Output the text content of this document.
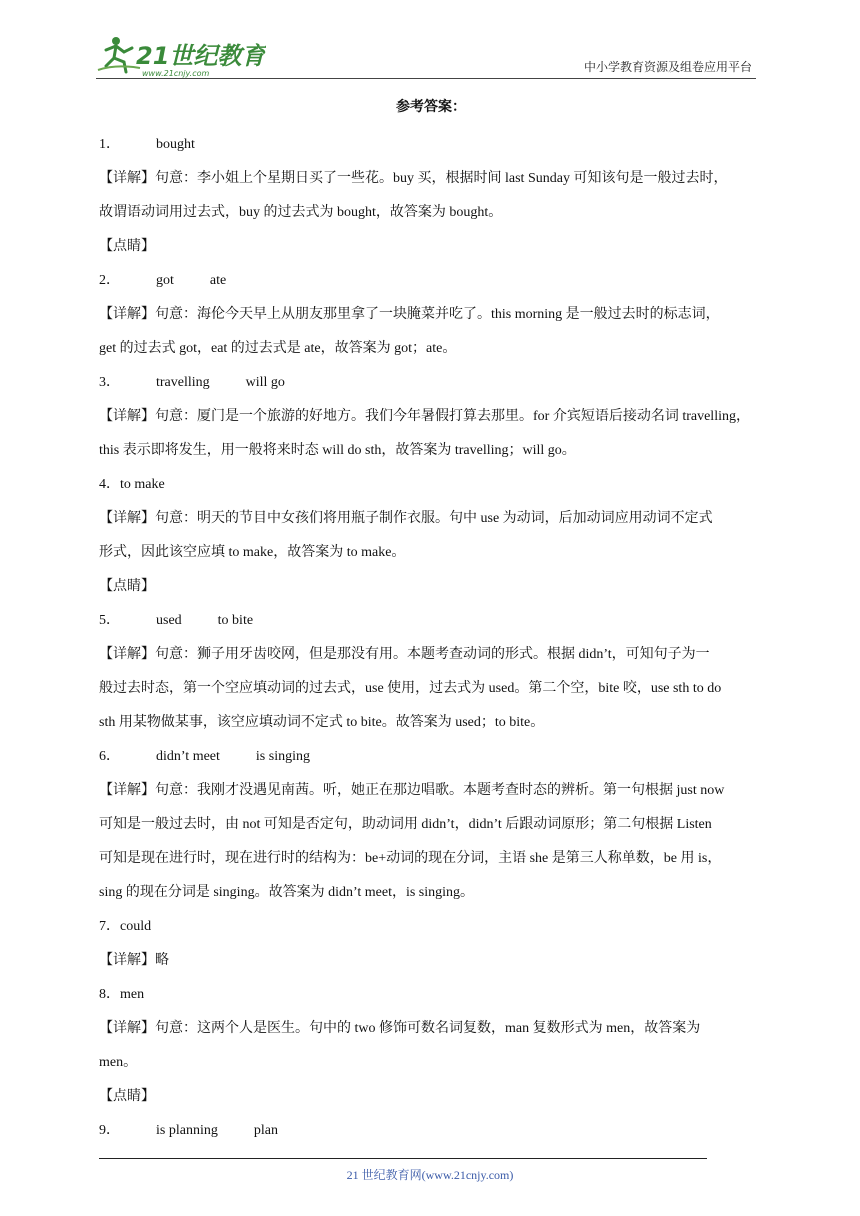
21世纪教育
www.21cnjy.com	中小学教育资源及组卷应用平台
参考答案：
1．	bought
【详解】句意：李小姐上个星期日买了一些花。buy 买，根据时间 last Sunday 可知该句是一般过去时，
故谓语动词用过去式，buy 的过去式为 bought，故答案为 bought。
【点睛】
2．	got	ate
【详解】句意：海伦今天早上从朋友那里拿了一块腌菜并吃了。this morning 是一般过去时的标志词，
get 的过去式 got，eat 的过去式是 ate，故答案为 got；ate。
3．	travelling	will go
【详解】句意：厦门是一个旅游的好地方。我们今年暑假打算去那里。for 介宾短语后接动名词 travelling，
this 表示即将发生，用一般将来时态 will do sth，故答案为 travelling；will go。
4．to make
【详解】句意：明天的节目中女孩们将用瓶子制作衣服。句中 use 为动词，后加动词应用动词不定式
形式，因此该空应填 to make，故答案为 to make。
【点睛】
5．	used	to bite
【详解】句意：狮子用牙齿咬网，但是那没有用。本题考查动词的形式。根据 didn’t，可知句子为一
般过去时态，第一个空应填动词的过去式，use 使用，过去式为 used。第二个空，bite 咬，use sth to do
sth 用某物做某事，该空应填动词不定式 to bite。故答案为 used；to bite。
6．	didn’t meet	is singing
【详解】句意：我刚才没遇见南茜。听，她正在那边唱歌。本题考查时态的辨析。第一句根据 just now
可知是一般过去时，由 not 可知是否定句，助动词用 didn’t，didn’t 后跟动词原形；第二句根据 Listen
可知是现在进行时，现在进行时的结构为：be+动词的现在分词，主语 she 是第三人称单数，be 用 is，
sing 的现在分词是 singing。故答案为 didn’t meet，is singing。
7．could
【详解】略
8．men
【详解】句意：这两个人是医生。句中的 two 修饰可数名词复数，man 复数形式为 men，故答案为
men。
【点睛】
9．	is planning	plan
21 世纪教育网(www.21cnjy.com)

STATED PROBLEM: Look through the entries and work out how many lines have the word "bite" in them; reply with that number only.

ANSWER FOR THE TASK: 3